● **Exercise prompt**: Of the lines in the records that follow, how many include the word "xlabel"? Answer with a bare number.

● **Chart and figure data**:

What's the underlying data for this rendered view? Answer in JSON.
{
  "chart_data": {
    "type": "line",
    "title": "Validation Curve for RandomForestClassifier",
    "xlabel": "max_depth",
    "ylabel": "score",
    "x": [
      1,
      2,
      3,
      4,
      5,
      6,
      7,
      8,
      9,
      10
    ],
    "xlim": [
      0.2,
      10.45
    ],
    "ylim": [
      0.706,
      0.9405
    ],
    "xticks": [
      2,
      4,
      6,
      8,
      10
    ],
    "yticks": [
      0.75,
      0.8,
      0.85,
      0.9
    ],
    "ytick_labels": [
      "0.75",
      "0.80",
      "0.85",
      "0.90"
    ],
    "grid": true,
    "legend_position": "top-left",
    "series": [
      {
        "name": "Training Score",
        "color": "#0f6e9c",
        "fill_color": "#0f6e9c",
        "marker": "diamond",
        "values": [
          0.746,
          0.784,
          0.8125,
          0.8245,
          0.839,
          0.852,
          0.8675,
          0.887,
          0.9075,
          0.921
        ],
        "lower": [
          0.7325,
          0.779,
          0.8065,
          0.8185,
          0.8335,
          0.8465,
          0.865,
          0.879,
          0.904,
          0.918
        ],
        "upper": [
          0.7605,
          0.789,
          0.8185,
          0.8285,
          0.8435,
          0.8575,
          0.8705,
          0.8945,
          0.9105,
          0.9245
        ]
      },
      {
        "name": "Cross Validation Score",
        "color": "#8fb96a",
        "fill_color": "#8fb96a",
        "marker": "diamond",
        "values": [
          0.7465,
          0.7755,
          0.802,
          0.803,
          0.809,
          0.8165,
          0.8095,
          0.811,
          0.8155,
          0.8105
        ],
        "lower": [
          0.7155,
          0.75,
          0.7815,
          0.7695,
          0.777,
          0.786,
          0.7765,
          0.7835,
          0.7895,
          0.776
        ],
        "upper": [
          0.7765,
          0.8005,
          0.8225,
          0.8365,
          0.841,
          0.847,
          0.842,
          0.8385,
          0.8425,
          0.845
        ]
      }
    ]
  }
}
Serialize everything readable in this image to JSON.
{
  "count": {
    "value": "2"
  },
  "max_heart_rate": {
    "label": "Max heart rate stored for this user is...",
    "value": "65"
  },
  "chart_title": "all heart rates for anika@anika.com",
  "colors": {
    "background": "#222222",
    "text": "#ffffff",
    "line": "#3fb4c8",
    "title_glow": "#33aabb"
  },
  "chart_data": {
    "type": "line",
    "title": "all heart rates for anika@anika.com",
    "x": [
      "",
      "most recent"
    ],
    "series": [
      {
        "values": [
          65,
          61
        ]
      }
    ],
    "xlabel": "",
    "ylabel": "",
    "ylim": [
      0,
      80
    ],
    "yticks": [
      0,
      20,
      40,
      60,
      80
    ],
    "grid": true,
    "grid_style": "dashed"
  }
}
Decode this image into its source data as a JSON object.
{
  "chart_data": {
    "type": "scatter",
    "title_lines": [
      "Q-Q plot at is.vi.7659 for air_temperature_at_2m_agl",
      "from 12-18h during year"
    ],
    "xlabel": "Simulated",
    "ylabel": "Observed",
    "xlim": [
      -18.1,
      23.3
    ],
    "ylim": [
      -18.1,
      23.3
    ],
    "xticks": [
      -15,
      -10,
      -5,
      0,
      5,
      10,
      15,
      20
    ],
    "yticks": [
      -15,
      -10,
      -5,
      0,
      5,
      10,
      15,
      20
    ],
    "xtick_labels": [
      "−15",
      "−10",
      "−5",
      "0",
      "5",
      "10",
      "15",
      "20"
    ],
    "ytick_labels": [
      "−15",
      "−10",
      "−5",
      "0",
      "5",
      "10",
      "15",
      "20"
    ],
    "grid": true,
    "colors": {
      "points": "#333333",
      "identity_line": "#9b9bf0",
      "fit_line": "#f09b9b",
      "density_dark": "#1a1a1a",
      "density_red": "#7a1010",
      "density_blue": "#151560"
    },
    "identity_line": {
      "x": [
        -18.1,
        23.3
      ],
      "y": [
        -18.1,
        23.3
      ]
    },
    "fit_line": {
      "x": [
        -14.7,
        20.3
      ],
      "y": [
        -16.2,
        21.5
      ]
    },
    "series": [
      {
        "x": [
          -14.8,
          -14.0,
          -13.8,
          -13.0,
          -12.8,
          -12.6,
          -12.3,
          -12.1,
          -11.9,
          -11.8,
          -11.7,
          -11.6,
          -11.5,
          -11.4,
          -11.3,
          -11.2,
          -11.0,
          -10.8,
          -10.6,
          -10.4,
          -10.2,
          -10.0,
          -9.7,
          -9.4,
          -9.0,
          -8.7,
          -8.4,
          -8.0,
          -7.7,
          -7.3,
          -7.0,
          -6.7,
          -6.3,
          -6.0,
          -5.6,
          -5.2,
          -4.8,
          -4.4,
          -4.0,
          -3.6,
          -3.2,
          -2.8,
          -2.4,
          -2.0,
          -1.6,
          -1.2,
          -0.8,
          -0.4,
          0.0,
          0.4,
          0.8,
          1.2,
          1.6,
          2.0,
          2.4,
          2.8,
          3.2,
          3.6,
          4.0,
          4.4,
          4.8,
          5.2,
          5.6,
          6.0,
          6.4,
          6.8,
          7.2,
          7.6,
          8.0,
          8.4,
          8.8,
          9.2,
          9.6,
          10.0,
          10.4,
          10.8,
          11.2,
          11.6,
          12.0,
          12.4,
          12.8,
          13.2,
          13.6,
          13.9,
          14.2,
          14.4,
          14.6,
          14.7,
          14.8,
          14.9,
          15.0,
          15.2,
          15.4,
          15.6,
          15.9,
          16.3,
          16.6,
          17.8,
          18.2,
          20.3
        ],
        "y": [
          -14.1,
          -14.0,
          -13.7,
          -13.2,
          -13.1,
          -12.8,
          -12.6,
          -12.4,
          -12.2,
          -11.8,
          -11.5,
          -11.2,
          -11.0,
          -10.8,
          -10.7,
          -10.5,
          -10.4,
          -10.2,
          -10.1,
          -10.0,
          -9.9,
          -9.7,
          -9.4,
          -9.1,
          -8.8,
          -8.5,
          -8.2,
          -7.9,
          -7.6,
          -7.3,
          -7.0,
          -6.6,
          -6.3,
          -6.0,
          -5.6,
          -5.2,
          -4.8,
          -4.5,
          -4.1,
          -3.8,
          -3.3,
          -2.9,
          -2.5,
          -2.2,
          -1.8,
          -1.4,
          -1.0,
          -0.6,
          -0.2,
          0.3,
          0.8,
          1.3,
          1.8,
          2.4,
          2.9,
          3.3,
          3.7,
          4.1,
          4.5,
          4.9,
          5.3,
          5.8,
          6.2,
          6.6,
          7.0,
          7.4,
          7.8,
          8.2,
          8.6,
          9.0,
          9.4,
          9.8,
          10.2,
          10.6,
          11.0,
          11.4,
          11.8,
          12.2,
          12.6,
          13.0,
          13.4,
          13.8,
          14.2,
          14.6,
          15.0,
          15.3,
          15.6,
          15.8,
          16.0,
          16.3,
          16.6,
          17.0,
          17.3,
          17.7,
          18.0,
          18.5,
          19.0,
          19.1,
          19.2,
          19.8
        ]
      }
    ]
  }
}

● **Solution to this task**: 3